Work instructions: Check every line of the entries below for the word "value", and copy the ones that have it.

Records shown:
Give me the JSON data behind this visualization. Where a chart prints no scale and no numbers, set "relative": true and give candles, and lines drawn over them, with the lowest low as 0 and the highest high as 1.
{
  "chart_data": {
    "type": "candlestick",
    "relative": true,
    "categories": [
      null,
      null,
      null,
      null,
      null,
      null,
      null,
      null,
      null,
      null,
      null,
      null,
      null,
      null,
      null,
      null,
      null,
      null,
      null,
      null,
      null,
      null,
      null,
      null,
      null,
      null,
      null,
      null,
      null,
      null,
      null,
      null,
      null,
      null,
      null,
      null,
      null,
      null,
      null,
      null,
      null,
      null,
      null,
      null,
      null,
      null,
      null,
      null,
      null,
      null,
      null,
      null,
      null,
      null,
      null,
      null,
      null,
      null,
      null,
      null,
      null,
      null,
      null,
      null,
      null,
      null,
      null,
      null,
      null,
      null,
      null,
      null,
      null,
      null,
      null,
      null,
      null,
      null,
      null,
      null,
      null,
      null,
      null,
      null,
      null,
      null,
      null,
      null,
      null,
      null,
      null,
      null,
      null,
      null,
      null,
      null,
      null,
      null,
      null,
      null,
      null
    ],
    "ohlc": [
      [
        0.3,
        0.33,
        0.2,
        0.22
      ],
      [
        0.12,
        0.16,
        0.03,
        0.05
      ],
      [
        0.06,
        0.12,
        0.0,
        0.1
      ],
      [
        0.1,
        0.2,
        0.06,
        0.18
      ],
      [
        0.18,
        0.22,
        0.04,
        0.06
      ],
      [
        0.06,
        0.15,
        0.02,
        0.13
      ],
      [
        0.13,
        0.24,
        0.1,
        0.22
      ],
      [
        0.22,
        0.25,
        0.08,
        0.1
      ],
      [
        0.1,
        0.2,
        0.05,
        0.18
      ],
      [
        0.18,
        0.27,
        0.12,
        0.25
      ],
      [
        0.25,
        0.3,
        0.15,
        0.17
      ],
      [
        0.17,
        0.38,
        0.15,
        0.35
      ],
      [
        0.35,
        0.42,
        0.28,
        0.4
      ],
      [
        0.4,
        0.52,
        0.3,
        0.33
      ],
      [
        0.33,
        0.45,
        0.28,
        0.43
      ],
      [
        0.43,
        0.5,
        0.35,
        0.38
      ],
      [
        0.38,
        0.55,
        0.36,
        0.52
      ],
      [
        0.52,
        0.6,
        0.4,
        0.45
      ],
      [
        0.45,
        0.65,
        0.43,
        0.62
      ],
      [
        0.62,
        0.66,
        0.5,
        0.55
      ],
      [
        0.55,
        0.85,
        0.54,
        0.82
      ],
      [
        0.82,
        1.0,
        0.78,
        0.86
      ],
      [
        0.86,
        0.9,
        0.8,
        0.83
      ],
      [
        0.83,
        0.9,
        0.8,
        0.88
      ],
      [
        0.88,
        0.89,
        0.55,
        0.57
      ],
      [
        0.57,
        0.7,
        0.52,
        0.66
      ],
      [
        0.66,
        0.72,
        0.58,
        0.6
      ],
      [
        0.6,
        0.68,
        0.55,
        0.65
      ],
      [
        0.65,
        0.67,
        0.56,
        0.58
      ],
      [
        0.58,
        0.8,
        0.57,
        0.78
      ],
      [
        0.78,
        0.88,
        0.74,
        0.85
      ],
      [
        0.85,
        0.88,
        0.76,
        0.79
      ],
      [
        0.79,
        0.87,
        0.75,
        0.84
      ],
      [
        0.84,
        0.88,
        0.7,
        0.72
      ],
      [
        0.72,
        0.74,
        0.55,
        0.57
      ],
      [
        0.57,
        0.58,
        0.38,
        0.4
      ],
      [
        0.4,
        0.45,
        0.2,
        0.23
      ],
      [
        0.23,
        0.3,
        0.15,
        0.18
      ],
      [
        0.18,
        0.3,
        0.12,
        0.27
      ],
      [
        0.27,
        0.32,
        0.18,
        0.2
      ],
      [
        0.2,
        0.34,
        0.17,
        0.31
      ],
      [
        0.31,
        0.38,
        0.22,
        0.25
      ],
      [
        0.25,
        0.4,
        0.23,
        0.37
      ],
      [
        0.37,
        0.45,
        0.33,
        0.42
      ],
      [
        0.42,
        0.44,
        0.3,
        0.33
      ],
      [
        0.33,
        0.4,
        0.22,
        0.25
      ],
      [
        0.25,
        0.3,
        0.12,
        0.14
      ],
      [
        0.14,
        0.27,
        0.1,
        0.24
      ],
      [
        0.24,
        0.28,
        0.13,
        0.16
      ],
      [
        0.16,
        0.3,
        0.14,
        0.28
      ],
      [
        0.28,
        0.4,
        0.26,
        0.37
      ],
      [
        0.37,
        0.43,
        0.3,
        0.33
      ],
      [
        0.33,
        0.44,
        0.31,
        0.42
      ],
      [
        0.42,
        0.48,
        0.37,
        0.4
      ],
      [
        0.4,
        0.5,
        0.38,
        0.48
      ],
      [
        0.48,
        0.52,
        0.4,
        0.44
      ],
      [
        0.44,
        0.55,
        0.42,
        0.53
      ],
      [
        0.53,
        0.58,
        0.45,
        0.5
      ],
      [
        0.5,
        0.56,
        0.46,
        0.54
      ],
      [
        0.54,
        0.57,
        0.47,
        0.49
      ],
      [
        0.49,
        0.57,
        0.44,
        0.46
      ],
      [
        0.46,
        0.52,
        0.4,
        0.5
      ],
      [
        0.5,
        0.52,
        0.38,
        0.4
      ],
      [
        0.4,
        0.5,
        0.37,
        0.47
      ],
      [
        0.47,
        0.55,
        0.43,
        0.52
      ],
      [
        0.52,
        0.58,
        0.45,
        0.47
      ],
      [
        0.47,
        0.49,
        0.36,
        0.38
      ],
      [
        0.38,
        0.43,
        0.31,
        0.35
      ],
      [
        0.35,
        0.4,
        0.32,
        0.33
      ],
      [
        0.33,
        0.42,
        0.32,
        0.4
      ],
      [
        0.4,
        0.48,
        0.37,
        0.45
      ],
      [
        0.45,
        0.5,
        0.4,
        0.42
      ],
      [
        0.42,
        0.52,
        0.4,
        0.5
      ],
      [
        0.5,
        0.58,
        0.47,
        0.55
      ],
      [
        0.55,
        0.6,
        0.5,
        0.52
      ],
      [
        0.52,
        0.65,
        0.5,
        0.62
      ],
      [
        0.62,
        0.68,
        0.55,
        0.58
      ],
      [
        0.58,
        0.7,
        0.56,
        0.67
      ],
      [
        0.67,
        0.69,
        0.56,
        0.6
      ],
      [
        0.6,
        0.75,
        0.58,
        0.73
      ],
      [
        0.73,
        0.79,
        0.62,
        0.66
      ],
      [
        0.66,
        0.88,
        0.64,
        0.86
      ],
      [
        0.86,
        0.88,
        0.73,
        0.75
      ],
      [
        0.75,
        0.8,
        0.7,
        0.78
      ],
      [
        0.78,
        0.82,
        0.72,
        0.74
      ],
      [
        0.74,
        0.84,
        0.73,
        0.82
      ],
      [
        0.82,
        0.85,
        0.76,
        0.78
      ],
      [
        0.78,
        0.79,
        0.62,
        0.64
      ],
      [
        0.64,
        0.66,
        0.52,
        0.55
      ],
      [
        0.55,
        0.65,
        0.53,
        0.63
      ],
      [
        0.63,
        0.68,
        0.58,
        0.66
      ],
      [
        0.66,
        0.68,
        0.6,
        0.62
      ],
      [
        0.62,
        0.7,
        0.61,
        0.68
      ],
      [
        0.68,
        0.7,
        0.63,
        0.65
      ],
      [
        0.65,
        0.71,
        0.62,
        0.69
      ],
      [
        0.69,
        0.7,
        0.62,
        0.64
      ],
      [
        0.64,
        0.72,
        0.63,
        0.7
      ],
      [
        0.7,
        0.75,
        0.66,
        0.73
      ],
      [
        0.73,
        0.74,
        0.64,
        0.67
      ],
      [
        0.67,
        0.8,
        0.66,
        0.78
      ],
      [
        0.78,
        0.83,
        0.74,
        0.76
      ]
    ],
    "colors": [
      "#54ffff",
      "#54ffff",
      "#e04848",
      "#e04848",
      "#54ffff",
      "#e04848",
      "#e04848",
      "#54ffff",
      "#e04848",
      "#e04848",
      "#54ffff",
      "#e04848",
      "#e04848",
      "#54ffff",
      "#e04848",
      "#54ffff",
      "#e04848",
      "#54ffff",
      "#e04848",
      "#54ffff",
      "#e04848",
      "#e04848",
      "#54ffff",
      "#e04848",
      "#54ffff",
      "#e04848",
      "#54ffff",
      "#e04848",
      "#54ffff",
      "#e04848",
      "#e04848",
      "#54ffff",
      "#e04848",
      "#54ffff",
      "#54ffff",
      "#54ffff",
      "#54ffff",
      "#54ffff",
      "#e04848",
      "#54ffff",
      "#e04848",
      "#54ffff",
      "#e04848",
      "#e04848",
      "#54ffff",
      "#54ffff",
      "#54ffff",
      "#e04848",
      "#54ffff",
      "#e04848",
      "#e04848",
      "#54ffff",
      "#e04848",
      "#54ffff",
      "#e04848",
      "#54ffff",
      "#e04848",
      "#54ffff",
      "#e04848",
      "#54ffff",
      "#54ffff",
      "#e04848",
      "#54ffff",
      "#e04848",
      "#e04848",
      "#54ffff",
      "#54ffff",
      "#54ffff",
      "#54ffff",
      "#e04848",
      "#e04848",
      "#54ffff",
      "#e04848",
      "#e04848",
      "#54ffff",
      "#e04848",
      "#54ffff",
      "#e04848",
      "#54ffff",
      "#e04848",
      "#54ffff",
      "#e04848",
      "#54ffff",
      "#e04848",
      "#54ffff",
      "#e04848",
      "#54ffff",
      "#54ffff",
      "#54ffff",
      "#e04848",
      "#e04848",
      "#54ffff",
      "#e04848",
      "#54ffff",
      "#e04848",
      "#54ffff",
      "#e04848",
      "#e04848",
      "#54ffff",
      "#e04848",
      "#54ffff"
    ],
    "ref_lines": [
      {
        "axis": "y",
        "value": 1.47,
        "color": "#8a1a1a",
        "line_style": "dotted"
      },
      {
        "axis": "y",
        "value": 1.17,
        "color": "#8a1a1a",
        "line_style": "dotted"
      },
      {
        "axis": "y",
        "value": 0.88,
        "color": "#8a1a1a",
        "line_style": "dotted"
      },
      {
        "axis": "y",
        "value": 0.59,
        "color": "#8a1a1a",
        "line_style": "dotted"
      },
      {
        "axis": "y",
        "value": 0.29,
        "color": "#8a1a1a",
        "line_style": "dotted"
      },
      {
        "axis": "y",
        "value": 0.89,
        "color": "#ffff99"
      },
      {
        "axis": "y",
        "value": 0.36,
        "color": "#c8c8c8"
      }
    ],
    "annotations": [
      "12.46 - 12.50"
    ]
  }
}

Result of the exercise:
        "value": 1.47,
        "value": 1.17,
        "value": 0.88,
        "value": 0.59,
        "value": 0.29,
        "value": 0.89,
        "value": 0.36,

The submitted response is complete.